§ **RECORDS FOR THE TASK**
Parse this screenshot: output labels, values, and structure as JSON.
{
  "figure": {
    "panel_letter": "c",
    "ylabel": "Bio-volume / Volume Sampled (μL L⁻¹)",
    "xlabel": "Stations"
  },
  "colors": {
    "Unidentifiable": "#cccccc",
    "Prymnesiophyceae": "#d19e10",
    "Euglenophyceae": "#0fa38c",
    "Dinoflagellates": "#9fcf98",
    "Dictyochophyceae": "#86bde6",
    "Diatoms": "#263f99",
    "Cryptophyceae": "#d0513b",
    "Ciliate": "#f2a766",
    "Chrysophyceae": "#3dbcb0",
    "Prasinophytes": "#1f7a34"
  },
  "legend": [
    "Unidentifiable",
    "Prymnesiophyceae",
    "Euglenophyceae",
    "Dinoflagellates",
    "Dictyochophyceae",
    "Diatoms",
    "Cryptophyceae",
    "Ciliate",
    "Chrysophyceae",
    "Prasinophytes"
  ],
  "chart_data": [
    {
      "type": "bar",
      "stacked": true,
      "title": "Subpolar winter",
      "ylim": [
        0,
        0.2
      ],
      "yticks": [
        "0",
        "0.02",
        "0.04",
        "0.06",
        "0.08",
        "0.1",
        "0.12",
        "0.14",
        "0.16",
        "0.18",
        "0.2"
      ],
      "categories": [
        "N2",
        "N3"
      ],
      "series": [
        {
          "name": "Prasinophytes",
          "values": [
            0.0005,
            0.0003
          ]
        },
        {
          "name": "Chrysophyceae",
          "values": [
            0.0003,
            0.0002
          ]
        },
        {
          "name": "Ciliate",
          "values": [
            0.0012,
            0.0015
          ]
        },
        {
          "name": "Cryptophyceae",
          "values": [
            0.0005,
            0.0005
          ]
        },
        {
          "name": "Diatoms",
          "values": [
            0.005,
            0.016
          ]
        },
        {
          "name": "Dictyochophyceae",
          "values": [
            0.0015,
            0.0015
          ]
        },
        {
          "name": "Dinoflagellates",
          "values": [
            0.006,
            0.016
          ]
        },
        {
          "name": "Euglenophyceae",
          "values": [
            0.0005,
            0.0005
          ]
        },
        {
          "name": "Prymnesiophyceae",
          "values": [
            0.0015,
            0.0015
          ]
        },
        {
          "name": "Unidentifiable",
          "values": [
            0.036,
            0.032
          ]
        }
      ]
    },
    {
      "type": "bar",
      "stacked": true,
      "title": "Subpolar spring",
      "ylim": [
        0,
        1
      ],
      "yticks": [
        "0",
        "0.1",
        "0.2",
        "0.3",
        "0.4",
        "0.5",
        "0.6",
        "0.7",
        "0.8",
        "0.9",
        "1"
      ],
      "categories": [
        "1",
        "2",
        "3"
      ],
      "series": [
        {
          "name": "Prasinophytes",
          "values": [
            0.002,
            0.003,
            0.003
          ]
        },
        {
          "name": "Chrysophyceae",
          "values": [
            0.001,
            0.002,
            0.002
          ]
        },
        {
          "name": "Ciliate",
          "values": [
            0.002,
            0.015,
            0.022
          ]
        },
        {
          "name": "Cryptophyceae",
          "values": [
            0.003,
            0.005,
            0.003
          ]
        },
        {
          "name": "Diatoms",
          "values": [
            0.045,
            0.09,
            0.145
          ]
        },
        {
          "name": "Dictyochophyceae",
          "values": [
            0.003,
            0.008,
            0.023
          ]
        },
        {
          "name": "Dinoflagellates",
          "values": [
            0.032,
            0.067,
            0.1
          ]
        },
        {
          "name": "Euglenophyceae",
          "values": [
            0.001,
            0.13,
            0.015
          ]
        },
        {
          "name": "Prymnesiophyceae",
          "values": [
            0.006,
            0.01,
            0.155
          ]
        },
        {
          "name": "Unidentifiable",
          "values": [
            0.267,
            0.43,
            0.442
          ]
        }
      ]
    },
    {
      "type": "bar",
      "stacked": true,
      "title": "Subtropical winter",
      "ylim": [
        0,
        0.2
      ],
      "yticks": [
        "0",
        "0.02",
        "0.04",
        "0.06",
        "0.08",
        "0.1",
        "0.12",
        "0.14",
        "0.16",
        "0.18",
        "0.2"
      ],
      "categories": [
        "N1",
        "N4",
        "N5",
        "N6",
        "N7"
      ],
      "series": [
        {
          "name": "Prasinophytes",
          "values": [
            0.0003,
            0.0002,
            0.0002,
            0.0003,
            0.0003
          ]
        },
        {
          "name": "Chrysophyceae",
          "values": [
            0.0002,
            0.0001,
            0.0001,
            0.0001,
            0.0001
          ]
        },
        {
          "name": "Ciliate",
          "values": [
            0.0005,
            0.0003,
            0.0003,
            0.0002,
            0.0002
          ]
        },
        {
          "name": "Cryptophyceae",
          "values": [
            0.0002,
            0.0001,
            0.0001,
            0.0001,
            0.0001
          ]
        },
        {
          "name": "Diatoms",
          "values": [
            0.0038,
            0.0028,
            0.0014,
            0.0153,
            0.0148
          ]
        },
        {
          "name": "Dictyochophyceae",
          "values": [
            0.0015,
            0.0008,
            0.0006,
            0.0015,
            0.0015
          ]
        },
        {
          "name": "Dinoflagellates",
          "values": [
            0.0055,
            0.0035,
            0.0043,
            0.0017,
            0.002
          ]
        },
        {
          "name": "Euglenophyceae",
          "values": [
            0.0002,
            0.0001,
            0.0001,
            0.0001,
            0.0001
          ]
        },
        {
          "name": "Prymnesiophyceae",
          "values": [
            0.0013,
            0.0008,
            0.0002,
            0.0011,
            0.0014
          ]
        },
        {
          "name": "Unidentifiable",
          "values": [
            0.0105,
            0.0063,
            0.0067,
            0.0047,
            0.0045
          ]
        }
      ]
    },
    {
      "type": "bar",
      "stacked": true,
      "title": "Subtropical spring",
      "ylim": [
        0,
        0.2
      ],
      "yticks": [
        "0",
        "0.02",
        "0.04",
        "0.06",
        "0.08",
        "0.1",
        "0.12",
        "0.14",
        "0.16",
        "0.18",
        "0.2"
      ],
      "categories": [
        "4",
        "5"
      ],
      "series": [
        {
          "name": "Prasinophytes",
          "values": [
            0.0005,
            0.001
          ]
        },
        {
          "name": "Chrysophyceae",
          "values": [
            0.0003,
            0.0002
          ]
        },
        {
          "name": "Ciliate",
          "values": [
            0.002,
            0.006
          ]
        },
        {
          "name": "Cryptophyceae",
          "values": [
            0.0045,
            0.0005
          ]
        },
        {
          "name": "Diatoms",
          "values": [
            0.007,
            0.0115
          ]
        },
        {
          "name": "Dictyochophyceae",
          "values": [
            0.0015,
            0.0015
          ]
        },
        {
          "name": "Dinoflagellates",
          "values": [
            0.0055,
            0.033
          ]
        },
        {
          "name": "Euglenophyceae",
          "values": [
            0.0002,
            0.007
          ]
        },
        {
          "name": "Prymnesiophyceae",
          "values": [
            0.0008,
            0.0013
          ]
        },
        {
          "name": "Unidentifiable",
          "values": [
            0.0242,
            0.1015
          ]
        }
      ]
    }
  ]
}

§ **TASK DETAILS**
Quote the entire listing above exactly.

§ **COMPLETE OUTPUT**
Parse this screenshot: output labels, values, and structure as JSON.
{
  "figure": {
    "panel_letter": "c",
    "ylabel": "Bio-volume / Volume Sampled (μL L⁻¹)",
    "xlabel": "Stations"
  },
  "colors": {
    "Unidentifiable": "#cccccc",
    "Prymnesiophyceae": "#d19e10",
    "Euglenophyceae": "#0fa38c",
    "Dinoflagellates": "#9fcf98",
    "Dictyochophyceae": "#86bde6",
    "Diatoms": "#263f99",
    "Cryptophyceae": "#d0513b",
    "Ciliate": "#f2a766",
    "Chrysophyceae": "#3dbcb0",
    "Prasinophytes": "#1f7a34"
  },
  "legend": [
    "Unidentifiable",
    "Prymnesiophyceae",
    "Euglenophyceae",
    "Dinoflagellates",
    "Dictyochophyceae",
    "Diatoms",
    "Cryptophyceae",
    "Ciliate",
    "Chrysophyceae",
    "Prasinophytes"
  ],
  "chart_data": [
    {
      "type": "bar",
      "stacked": true,
      "title": "Subpolar winter",
      "ylim": [
        0,
        0.2
      ],
      "yticks": [
        "0",
        "0.02",
        "0.04",
        "0.06",
        "0.08",
        "0.1",
        "0.12",
        "0.14",
        "0.16",
        "0.18",
        "0.2"
      ],
      "categories": [
        "N2",
        "N3"
      ],
      "series": [
        {
          "name": "Prasinophytes",
          "values": [
            0.0005,
            0.0003
          ]
        },
        {
          "name": "Chrysophyceae",
          "values": [
            0.0003,
            0.0002
          ]
        },
        {
          "name": "Ciliate",
          "values": [
            0.0012,
            0.0015
          ]
        },
        {
          "name": "Cryptophyceae",
          "values": [
            0.0005,
            0.0005
          ]
        },
        {
          "name": "Diatoms",
          "values": [
            0.005,
            0.016
          ]
        },
        {
          "name": "Dictyochophyceae",
          "values": [
            0.0015,
            0.0015
          ]
        },
        {
          "name": "Dinoflagellates",
          "values": [
            0.006,
            0.016
          ]
        },
        {
          "name": "Euglenophyceae",
          "values": [
            0.0005,
            0.0005
          ]
        },
        {
          "name": "Prymnesiophyceae",
          "values": [
            0.0015,
            0.0015
          ]
        },
        {
          "name": "Unidentifiable",
          "values": [
            0.036,
            0.032
          ]
        }
      ]
    },
    {
      "type": "bar",
      "stacked": true,
      "title": "Subpolar spring",
      "ylim": [
        0,
        1
      ],
      "yticks": [
        "0",
        "0.1",
        "0.2",
        "0.3",
        "0.4",
        "0.5",
        "0.6",
        "0.7",
        "0.8",
        "0.9",
        "1"
      ],
      "categories": [
        "1",
        "2",
        "3"
      ],
      "series": [
        {
          "name": "Prasinophytes",
          "values": [
            0.002,
            0.003,
            0.003
          ]
        },
        {
          "name": "Chrysophyceae",
          "values": [
            0.001,
            0.002,
            0.002
          ]
        },
        {
          "name": "Ciliate",
          "values": [
            0.002,
            0.015,
            0.022
          ]
        },
        {
          "name": "Cryptophyceae",
          "values": [
            0.003,
            0.005,
            0.003
          ]
        },
        {
          "name": "Diatoms",
          "values": [
            0.045,
            0.09,
            0.145
          ]
        },
        {
          "name": "Dictyochophyceae",
          "values": [
            0.003,
            0.008,
            0.023
          ]
        },
        {
          "name": "Dinoflagellates",
          "values": [
            0.032,
            0.067,
            0.1
          ]
        },
        {
          "name": "Euglenophyceae",
          "values": [
            0.001,
            0.13,
            0.015
          ]
        },
        {
          "name": "Prymnesiophyceae",
          "values": [
            0.006,
            0.01,
            0.155
          ]
        },
        {
          "name": "Unidentifiable",
          "values": [
            0.267,
            0.43,
            0.442
          ]
        }
      ]
    },
    {
      "type": "bar",
      "stacked": true,
      "title": "Subtropical winter",
      "ylim": [
        0,
        0.2
      ],
      "yticks": [
        "0",
        "0.02",
        "0.04",
        "0.06",
        "0.08",
        "0.1",
        "0.12",
        "0.14",
        "0.16",
        "0.18",
        "0.2"
      ],
      "categories": [
        "N1",
        "N4",
        "N5",
        "N6",
        "N7"
      ],
      "series": [
        {
          "name": "Prasinophytes",
          "values": [
            0.0003,
            0.0002,
            0.0002,
            0.0003,
            0.0003
          ]
        },
        {
          "name": "Chrysophyceae",
          "values": [
            0.0002,
            0.0001,
            0.0001,
            0.0001,
            0.0001
          ]
        },
        {
          "name": "Ciliate",
          "values": [
            0.0005,
            0.0003,
            0.0003,
            0.0002,
            0.0002
          ]
        },
        {
          "name": "Cryptophyceae",
          "values": [
            0.0002,
            0.0001,
            0.0001,
            0.0001,
            0.0001
          ]
        },
        {
          "name": "Diatoms",
          "values": [
            0.0038,
            0.0028,
            0.0014,
            0.0153,
            0.0148
          ]
        },
        {
          "name": "Dictyochophyceae",
          "values": [
            0.0015,
            0.0008,
            0.0006,
            0.0015,
            0.0015
          ]
        },
        {
          "name": "Dinoflagellates",
          "values": [
            0.0055,
            0.0035,
            0.0043,
            0.0017,
            0.002
          ]
        },
        {
          "name": "Euglenophyceae",
          "values": [
            0.0002,
            0.0001,
            0.0001,
            0.0001,
            0.0001
          ]
        },
        {
          "name": "Prymnesiophyceae",
          "values": [
            0.0013,
            0.0008,
            0.0002,
            0.0011,
            0.0014
          ]
        },
        {
          "name": "Unidentifiable",
          "values": [
            0.0105,
            0.0063,
            0.0067,
            0.0047,
            0.0045
          ]
        }
      ]
    },
    {
      "type": "bar",
      "stacked": true,
      "title": "Subtropical spring",
      "ylim": [
        0,
        0.2
      ],
      "yticks": [
        "0",
        "0.02",
        "0.04",
        "0.06",
        "0.08",
        "0.1",
        "0.12",
        "0.14",
        "0.16",
        "0.18",
        "0.2"
      ],
      "categories": [
        "4",
        "5"
      ],
      "series": [
        {
          "name": "Prasinophytes",
          "values": [
            0.0005,
            0.001
          ]
        },
        {
          "name": "Chrysophyceae",
          "values": [
            0.0003,
            0.0002
          ]
        },
        {
          "name": "Ciliate",
          "values": [
            0.002,
            0.006
          ]
        },
        {
          "name": "Cryptophyceae",
          "values": [
            0.0045,
            0.0005
          ]
        },
        {
          "name": "Diatoms",
          "values": [
            0.007,
            0.0115
          ]
        },
        {
          "name": "Dictyochophyceae",
          "values": [
            0.0015,
            0.0015
          ]
        },
        {
          "name": "Dinoflagellates",
          "values": [
            0.0055,
            0.033
          ]
        },
        {
          "name": "Euglenophyceae",
          "values": [
            0.0002,
            0.007
          ]
        },
        {
          "name": "Prymnesiophyceae",
          "values": [
            0.0008,
            0.0013
          ]
        },
        {
          "name": "Unidentifiable",
          "values": [
            0.0242,
            0.1015
          ]
        }
      ]
    }
  ]
}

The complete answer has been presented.